Take down each entry exactly as written.

== GIVEN DATA

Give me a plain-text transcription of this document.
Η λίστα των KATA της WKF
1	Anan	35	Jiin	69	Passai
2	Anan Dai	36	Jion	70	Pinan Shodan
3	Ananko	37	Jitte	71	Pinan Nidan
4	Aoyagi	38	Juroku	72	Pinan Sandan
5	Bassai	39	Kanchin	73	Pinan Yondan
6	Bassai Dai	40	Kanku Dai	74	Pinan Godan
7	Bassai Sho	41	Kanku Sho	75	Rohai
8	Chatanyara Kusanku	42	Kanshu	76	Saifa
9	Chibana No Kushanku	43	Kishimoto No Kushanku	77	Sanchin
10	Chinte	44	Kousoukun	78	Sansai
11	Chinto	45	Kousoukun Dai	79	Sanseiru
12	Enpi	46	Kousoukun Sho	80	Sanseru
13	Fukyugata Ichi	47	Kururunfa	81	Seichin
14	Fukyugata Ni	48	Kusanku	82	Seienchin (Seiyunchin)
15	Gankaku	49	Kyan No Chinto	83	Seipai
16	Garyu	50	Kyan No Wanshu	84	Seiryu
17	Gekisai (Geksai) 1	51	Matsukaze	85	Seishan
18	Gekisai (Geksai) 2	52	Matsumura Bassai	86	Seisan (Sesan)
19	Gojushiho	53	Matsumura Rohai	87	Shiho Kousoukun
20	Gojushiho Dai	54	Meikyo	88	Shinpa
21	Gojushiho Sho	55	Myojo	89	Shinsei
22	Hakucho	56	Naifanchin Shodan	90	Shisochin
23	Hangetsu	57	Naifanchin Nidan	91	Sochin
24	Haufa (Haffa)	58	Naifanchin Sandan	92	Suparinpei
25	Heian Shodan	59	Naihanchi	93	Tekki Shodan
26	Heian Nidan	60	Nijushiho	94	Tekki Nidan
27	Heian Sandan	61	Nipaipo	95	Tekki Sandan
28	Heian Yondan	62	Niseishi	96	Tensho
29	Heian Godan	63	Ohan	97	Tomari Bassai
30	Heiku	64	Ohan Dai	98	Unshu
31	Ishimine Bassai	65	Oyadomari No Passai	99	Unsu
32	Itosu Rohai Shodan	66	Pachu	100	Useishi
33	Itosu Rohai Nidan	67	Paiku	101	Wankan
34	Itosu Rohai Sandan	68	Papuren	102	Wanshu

====

RESPONSE:
Give me a plain-text transcription of this document.
Η λίστα των KATA της WKF
1	Anan	35	Jiin	69	Passai
2	Anan Dai	36	Jion	70	Pinan Shodan
3	Ananko	37	Jitte	71	Pinan Nidan
4	Aoyagi	38	Juroku	72	Pinan Sandan
5	Bassai	39	Kanchin	73	Pinan Yondan
6	Bassai Dai	40	Kanku Dai	74	Pinan Godan
7	Bassai Sho	41	Kanku Sho	75	Rohai
8	Chatanyara Kusanku	42	Kanshu	76	Saifa
9	Chibana No Kushanku	43	Kishimoto No Kushanku	77	Sanchin
10	Chinte	44	Kousoukun	78	Sansai
11	Chinto	45	Kousoukun Dai	79	Sanseiru
12	Enpi	46	Kousoukun Sho	80	Sanseru
13	Fukyugata Ichi	47	Kururunfa	81	Seichin
14	Fukyugata Ni	48	Kusanku	82	Seienchin (Seiyunchin)
15	Gankaku	49	Kyan No Chinto	83	Seipai
16	Garyu	50	Kyan No Wanshu	84	Seiryu
17	Gekisai (Geksai) 1	51	Matsukaze	85	Seishan
18	Gekisai (Geksai) 2	52	Matsumura Bassai	86	Seisan (Sesan)
19	Gojushiho	53	Matsumura Rohai	87	Shiho Kousoukun
20	Gojushiho Dai	54	Meikyo	88	Shinpa
21	Gojushiho Sho	55	Myojo	89	Shinsei
22	Hakucho	56	Naifanchin Shodan	90	Shisochin
23	Hangetsu	57	Naifanchin Nidan	91	Sochin
24	Haufa (Haffa)	58	Naifanchin Sandan	92	Suparinpei
25	Heian Shodan	59	Naihanchi	93	Tekki Shodan
26	Heian Nidan	60	Nijushiho	94	Tekki Nidan
27	Heian Sandan	61	Nipaipo	95	Tekki Sandan
28	Heian Yondan	62	Niseishi	96	Tensho
29	Heian Godan	63	Ohan	97	Tomari Bassai
30	Heiku	64	Ohan Dai	98	Unshu
31	Ishimine Bassai	65	Oyadomari No Passai	99	Unsu
32	Itosu Rohai Shodan	66	Pachu	100	Useishi
33	Itosu Rohai Nidan	67	Paiku	101	Wankan
34	Itosu Rohai Sandan	68	Papuren	102	Wanshu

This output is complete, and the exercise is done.